* Dataset rows:
★ ★ ★

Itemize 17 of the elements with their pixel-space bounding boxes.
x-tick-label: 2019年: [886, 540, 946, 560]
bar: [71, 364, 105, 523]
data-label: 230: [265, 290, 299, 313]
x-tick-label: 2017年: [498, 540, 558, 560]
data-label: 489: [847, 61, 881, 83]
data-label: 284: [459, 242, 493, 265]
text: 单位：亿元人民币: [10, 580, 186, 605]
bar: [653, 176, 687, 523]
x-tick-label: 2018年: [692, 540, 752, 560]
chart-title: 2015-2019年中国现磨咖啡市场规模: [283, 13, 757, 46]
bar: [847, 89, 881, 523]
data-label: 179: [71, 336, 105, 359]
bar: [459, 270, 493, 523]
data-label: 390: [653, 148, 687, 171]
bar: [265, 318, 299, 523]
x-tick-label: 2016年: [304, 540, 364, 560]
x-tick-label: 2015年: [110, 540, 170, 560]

★ ★ ★

* Goal: Please print the rows above again, line for line and unchanged.

* Written response:
Itemize 17 of the elements with their pixel-space bounding boxes.
x-tick-label: 2019年: [886, 540, 946, 560]
bar: [71, 364, 105, 523]
data-label: 230: [265, 290, 299, 313]
x-tick-label: 2017年: [498, 540, 558, 560]
data-label: 489: [847, 61, 881, 83]
data-label: 284: [459, 242, 493, 265]
text: 单位：亿元人民币: [10, 580, 186, 605]
bar: [653, 176, 687, 523]
x-tick-label: 2018年: [692, 540, 752, 560]
chart-title: 2015-2019年中国现磨咖啡市场规模: [283, 13, 757, 46]
bar: [847, 89, 881, 523]
data-label: 179: [71, 336, 105, 359]
bar: [459, 270, 493, 523]
data-label: 390: [653, 148, 687, 171]
bar: [265, 318, 299, 523]
x-tick-label: 2016年: [304, 540, 364, 560]
x-tick-label: 2015年: [110, 540, 170, 560]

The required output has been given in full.